# Start of Record extracts

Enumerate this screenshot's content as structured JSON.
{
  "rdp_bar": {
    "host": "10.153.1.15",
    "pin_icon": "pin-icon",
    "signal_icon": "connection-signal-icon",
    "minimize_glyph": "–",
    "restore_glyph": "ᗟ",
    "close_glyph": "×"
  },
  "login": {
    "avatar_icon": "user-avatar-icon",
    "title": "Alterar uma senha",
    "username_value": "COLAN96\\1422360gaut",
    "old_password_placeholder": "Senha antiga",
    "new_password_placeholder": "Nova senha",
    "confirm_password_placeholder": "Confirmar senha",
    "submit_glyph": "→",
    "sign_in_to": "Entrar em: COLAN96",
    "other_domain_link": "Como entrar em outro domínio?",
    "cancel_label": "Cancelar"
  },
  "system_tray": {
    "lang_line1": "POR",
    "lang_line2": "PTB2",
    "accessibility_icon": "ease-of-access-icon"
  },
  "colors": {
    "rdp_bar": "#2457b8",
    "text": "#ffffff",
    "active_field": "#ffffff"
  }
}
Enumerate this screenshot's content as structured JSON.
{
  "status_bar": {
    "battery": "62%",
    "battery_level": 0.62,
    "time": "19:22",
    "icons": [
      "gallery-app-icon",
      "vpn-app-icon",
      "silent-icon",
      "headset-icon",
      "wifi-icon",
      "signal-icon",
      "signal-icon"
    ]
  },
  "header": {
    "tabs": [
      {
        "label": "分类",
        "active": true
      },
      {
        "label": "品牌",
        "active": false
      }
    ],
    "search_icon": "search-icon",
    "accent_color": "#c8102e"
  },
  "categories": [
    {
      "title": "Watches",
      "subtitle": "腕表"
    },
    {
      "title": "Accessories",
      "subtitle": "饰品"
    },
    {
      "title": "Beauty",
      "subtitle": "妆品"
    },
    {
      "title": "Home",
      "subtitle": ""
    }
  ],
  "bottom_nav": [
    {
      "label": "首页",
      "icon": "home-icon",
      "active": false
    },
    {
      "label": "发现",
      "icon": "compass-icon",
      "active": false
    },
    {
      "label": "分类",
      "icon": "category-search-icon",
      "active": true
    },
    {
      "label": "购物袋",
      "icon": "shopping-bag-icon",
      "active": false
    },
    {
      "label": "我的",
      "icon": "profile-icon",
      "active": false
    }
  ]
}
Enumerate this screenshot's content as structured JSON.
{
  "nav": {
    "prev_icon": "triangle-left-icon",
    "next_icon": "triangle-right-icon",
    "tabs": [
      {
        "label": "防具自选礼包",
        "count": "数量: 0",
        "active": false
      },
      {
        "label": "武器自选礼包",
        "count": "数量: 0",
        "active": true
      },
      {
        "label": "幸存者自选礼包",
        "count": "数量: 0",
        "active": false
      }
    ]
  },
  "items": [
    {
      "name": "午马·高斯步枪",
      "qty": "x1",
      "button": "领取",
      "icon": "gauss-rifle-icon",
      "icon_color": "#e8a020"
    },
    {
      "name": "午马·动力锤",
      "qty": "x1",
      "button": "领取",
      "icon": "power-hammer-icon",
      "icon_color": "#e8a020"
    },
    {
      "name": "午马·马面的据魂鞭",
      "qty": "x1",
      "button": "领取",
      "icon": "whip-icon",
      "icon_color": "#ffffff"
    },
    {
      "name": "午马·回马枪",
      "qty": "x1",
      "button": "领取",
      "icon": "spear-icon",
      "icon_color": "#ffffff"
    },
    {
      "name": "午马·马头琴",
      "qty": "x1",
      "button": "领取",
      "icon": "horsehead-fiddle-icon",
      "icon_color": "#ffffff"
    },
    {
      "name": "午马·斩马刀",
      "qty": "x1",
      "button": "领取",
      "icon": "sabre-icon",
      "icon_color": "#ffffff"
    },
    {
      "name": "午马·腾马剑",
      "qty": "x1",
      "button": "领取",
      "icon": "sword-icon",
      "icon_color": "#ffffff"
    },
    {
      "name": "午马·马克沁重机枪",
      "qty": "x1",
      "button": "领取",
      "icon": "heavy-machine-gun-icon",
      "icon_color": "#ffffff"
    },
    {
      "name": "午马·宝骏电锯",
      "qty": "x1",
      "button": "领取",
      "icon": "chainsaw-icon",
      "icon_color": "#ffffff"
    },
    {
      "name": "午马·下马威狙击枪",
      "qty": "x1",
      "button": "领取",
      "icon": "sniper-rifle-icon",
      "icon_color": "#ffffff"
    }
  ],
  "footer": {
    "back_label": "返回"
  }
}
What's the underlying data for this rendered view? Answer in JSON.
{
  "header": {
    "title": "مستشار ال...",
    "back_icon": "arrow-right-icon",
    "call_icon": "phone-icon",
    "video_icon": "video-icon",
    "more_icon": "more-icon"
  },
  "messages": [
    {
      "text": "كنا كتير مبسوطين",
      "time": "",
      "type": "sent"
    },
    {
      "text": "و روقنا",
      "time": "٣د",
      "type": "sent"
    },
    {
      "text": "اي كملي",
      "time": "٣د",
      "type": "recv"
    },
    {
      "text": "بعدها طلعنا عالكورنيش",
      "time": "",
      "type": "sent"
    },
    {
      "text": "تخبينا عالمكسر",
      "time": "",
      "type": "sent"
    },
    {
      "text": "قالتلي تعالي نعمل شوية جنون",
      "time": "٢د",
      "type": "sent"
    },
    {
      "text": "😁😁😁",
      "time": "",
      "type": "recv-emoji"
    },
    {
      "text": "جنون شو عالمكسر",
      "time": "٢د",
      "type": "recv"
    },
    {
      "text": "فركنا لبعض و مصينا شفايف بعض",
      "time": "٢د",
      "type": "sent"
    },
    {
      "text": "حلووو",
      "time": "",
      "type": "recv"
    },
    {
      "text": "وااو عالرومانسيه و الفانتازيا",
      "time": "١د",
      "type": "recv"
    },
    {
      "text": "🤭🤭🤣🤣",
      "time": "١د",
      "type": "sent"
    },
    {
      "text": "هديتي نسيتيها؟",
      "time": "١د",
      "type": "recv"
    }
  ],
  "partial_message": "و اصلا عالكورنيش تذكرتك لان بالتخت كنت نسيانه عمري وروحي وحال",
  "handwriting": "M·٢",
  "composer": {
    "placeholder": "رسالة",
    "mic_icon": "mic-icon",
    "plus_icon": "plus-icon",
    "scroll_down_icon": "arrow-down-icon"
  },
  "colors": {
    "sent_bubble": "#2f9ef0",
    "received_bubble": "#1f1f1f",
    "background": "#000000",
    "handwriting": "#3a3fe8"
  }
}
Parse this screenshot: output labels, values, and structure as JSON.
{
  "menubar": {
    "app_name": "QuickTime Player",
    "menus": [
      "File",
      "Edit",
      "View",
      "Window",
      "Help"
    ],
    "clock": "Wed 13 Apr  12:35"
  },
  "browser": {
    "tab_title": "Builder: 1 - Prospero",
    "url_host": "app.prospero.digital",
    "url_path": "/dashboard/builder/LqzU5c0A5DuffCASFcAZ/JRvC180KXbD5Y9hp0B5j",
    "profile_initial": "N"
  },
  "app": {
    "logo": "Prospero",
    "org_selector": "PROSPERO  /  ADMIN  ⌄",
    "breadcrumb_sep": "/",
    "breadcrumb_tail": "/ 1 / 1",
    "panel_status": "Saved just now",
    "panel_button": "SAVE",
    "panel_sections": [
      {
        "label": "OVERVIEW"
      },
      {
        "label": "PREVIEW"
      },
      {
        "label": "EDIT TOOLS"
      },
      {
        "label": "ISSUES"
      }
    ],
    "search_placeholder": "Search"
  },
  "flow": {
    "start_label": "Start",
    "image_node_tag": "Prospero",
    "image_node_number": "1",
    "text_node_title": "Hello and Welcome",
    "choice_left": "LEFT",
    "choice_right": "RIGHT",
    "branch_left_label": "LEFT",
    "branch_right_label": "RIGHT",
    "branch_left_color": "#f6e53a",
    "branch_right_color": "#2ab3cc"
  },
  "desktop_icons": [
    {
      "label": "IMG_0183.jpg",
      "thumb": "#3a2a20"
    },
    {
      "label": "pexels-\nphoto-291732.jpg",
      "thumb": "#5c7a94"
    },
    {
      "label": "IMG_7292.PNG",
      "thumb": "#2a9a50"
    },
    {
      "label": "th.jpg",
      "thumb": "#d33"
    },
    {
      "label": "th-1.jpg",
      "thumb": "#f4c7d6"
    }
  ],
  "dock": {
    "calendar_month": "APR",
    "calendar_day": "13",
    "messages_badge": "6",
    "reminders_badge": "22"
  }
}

# End of Record extracts

Work instructions: Check each line of the records for the word "rifle", and show the lines that contain it.

Solution to the problem:
      "icon": "gauss-rifle-icon",
      "icon": "sniper-rifle-icon",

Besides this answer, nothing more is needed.